WHAT IS EXPECTED:
Return each line containing "disp".

DATA LINES:
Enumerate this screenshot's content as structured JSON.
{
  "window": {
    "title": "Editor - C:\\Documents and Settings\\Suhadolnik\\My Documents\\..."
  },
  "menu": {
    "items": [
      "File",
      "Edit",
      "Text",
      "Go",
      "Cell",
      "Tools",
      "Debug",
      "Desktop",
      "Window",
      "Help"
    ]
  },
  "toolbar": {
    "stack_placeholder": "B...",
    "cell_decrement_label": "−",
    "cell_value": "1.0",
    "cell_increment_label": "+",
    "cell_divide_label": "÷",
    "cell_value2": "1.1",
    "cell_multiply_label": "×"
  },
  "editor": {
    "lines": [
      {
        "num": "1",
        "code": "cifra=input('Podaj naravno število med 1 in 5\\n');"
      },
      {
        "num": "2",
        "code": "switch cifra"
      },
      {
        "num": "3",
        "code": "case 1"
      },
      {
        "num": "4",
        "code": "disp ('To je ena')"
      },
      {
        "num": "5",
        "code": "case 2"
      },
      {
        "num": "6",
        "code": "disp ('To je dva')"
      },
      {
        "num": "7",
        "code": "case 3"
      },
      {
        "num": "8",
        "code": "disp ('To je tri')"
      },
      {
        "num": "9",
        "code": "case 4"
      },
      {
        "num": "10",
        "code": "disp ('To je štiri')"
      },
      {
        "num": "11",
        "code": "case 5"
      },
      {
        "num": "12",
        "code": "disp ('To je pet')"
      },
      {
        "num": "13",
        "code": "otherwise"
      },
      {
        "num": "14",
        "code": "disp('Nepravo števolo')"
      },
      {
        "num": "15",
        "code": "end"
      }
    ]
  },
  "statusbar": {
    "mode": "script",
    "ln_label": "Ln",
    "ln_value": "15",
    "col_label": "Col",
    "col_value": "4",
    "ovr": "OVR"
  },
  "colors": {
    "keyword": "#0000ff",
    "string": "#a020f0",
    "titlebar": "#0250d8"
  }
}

WORKED SOLUTION:
        "code": "disp ('To je ena')"
        "code": "disp ('To je dva')"
        "code": "disp ('To je tri')"
        "code": "disp ('To je štiri')"
        "code": "disp ('To je pet')"
        "code": "disp('Nepravo števolo')"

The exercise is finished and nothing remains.